_SHORT PROBLEM_: Below are the records; collect from them each line containing the string "개인정보".

_DATA PROVIDED_:
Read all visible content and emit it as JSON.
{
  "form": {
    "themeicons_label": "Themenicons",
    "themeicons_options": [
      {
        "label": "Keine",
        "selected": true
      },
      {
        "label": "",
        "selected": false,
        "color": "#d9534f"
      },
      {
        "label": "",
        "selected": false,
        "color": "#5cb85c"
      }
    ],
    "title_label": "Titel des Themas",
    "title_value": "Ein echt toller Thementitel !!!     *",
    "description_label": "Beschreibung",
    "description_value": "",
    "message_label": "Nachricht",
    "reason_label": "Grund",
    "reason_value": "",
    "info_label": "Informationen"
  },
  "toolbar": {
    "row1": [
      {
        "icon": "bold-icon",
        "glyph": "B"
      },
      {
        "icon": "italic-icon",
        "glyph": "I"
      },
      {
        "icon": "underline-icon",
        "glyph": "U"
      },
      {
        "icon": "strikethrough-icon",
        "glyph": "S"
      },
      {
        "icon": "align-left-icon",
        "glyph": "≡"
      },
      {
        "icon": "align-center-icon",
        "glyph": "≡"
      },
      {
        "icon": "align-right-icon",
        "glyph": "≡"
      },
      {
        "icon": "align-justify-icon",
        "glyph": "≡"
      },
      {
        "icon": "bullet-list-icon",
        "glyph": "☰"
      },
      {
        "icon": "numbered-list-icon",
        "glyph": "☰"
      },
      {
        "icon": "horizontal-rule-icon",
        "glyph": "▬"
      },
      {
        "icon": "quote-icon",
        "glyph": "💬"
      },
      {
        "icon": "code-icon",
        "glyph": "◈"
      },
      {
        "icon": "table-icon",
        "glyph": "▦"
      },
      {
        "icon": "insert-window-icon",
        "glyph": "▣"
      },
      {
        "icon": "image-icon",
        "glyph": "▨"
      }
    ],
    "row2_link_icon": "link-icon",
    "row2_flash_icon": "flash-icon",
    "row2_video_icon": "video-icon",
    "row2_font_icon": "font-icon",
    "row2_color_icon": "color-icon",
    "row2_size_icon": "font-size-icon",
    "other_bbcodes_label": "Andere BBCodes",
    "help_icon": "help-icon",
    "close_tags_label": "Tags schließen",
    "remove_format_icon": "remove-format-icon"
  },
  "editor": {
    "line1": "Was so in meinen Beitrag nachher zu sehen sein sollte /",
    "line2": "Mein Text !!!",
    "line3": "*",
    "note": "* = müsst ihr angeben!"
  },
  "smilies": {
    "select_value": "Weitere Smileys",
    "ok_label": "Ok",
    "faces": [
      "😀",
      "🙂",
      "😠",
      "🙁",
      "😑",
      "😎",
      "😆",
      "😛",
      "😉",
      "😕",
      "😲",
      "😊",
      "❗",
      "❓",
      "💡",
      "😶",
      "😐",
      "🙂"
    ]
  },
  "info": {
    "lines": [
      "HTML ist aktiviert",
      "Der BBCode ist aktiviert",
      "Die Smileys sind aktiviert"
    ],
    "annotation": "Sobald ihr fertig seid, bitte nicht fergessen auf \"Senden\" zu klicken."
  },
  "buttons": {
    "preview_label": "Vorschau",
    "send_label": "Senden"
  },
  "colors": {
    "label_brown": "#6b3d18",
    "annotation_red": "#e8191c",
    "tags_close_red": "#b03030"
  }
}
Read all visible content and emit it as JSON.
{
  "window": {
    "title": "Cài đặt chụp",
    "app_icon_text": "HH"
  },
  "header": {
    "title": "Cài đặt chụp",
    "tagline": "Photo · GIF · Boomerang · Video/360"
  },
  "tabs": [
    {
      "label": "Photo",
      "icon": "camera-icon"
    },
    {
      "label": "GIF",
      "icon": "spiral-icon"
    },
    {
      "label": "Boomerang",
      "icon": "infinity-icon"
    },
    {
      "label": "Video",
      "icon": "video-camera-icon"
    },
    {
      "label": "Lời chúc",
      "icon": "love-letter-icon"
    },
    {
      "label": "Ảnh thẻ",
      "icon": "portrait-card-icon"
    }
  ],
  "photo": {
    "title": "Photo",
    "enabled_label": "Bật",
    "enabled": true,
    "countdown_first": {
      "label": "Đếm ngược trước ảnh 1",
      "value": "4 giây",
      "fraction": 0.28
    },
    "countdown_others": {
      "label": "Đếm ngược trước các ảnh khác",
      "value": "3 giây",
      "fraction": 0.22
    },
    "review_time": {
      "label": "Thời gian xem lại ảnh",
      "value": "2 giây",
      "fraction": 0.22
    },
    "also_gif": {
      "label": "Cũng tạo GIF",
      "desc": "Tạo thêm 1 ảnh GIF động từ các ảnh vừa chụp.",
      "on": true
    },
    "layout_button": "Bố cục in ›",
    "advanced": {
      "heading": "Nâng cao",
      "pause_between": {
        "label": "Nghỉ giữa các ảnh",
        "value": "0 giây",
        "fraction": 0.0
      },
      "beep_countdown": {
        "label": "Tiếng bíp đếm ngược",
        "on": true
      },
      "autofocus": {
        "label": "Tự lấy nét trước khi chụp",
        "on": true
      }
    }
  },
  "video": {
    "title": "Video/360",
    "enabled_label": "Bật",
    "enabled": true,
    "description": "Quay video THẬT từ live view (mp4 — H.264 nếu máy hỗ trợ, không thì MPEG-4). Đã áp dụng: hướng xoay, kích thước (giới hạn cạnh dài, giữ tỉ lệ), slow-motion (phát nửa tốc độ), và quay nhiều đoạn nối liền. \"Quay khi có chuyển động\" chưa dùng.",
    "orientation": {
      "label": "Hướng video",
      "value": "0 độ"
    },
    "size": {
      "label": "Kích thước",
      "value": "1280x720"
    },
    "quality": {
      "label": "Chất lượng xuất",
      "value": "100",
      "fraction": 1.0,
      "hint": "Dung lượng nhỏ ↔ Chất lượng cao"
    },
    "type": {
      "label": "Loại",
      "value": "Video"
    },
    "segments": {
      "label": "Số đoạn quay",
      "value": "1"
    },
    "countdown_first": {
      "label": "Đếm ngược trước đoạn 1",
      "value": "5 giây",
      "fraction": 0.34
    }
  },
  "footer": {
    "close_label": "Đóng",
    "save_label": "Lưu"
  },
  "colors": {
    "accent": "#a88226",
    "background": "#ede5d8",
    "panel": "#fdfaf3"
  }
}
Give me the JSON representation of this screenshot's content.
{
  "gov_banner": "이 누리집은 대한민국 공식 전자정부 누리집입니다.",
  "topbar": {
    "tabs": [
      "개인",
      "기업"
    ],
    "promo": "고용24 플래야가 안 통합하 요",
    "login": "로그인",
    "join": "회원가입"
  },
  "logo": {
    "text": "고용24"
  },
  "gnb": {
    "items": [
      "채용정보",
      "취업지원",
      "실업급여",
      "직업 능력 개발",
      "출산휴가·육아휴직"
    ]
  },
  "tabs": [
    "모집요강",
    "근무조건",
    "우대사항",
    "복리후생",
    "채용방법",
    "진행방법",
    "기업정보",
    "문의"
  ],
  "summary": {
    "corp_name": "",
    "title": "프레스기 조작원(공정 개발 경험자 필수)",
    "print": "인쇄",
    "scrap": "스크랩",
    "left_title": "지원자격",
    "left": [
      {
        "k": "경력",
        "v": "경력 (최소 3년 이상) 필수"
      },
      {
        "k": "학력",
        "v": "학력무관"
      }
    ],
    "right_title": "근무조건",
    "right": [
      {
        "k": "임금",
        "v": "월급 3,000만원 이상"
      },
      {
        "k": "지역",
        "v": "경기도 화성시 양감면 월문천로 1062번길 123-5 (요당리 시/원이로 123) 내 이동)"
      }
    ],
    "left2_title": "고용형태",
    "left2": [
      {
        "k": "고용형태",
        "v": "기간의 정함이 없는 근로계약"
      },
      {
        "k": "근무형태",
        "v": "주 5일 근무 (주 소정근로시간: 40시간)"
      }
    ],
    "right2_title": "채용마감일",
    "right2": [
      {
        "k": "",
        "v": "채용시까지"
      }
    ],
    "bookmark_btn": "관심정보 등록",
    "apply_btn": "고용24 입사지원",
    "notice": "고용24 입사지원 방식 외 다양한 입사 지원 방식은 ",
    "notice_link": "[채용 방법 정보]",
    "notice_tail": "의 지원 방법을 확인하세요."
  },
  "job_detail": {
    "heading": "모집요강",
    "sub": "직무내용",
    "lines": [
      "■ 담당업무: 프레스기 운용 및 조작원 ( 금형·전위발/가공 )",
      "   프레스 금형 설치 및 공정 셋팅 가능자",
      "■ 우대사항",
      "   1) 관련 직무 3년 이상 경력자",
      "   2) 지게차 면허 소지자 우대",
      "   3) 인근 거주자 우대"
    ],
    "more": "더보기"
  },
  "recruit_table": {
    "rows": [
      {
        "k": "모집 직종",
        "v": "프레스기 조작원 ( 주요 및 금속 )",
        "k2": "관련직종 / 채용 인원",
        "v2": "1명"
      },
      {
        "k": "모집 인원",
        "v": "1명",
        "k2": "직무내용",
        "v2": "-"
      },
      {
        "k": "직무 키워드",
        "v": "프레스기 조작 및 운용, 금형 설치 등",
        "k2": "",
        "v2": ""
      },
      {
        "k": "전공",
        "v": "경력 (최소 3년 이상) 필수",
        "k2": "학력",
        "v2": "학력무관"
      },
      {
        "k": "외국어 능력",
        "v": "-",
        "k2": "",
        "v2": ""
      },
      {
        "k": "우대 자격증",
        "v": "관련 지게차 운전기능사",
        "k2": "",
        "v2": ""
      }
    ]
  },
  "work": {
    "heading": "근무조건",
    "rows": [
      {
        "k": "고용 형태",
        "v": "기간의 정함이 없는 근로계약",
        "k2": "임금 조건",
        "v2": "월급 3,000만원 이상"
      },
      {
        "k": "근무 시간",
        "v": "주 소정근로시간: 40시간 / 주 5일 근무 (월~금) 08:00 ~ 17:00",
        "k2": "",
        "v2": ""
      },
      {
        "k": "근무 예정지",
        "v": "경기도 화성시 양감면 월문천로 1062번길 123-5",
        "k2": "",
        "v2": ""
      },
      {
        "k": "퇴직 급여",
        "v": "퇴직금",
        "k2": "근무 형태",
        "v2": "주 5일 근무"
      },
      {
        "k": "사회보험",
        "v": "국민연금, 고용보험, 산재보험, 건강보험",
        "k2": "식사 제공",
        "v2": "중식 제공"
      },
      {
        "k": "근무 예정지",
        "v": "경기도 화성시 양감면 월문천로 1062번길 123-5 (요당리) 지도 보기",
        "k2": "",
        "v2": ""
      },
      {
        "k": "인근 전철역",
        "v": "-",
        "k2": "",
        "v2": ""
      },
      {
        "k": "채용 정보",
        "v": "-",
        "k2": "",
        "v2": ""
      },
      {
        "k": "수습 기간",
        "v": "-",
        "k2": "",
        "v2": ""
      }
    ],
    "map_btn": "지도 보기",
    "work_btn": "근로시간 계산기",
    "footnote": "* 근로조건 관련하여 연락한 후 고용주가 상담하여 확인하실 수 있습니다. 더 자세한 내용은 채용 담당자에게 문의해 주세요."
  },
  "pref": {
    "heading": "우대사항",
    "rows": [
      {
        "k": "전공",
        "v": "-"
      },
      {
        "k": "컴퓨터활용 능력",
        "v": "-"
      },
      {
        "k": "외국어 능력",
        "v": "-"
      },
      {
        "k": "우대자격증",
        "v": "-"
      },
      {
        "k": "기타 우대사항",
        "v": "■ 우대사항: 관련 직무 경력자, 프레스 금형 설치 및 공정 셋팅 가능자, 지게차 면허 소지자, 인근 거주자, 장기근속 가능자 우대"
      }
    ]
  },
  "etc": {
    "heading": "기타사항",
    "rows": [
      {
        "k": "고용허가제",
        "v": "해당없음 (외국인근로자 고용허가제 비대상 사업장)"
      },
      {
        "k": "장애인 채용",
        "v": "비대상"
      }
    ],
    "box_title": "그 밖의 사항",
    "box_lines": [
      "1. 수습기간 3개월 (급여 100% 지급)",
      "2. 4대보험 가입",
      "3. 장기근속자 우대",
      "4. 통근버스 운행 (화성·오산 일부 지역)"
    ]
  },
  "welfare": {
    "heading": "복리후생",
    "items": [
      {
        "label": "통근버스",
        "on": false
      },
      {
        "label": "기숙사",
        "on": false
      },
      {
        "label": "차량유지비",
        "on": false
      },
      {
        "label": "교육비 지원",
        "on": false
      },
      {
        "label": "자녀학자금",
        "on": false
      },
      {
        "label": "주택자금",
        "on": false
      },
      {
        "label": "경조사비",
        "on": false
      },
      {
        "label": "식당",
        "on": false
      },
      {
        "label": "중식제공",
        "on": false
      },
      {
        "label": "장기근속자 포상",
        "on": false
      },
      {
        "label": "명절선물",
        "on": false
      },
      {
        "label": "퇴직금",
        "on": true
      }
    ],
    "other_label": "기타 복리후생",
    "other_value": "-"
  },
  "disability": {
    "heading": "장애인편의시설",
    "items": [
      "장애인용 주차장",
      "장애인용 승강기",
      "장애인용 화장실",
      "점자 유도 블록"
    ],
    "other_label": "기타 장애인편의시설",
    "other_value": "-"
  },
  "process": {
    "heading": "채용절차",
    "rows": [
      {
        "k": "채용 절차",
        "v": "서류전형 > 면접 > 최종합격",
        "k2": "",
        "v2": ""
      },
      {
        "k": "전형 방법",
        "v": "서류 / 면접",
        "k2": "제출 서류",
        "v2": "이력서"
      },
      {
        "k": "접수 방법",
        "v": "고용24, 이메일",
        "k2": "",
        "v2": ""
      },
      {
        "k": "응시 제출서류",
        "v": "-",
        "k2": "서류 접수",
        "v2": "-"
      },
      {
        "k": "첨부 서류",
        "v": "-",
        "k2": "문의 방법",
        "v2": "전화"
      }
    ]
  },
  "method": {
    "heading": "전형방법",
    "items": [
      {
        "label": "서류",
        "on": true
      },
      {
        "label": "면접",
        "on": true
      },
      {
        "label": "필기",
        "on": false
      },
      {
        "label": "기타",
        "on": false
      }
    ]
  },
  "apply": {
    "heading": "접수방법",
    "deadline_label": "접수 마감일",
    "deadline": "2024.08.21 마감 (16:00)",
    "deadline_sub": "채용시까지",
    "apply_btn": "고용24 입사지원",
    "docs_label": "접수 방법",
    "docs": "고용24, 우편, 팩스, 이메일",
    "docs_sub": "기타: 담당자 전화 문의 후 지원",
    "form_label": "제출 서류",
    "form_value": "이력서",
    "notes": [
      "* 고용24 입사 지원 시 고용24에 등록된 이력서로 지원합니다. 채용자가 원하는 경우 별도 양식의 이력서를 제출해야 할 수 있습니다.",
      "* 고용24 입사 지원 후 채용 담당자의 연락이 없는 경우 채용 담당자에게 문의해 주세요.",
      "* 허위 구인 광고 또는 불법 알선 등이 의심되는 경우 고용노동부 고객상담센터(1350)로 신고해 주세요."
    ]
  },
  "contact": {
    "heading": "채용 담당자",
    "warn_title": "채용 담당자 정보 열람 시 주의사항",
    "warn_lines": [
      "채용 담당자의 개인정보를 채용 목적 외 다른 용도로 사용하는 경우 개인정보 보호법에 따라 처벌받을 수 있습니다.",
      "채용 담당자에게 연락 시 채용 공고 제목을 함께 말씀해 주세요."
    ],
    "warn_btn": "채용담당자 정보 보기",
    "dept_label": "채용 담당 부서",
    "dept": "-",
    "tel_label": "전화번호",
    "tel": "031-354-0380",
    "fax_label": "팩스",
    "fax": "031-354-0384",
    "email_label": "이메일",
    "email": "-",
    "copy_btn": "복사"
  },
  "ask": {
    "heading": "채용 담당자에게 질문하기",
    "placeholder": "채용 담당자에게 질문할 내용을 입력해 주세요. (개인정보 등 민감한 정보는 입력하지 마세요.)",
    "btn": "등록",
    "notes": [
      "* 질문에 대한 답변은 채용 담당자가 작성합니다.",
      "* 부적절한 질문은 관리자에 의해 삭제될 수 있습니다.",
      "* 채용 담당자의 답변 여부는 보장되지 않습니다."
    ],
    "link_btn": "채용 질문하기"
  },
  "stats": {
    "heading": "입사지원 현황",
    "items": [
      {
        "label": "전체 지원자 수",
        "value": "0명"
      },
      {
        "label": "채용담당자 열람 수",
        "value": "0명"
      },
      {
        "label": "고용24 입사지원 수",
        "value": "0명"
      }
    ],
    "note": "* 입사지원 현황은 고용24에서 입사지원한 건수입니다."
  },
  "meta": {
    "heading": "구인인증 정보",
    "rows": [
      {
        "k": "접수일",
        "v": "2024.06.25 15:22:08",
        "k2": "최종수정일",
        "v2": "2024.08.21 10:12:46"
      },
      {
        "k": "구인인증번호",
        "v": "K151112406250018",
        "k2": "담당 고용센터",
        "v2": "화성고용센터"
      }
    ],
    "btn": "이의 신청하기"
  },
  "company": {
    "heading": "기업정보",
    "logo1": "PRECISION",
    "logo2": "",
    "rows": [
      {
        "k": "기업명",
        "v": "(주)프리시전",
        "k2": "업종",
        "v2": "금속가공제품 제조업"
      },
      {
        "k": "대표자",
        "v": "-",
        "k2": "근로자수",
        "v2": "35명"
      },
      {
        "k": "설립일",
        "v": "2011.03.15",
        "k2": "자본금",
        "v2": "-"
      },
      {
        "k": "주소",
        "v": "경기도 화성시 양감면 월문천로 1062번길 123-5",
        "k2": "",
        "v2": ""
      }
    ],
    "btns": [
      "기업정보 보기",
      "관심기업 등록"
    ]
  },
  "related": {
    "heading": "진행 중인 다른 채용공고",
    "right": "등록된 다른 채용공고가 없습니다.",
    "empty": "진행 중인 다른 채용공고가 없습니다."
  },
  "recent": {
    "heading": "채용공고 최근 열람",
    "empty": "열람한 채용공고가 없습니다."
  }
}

_EXPECTED ANSWER_:
      "채용 담당자의 개인정보를 채용 목적 외 다른 용도로 사용하는 경우 개인정보 보호법에 따라 처벌받을 수 있습니다.",
    "placeholder": "채용 담당자에게 질문할 내용을 입력해 주세요. (개인정보 등 민감한 정보는 입력하지 마세요.)",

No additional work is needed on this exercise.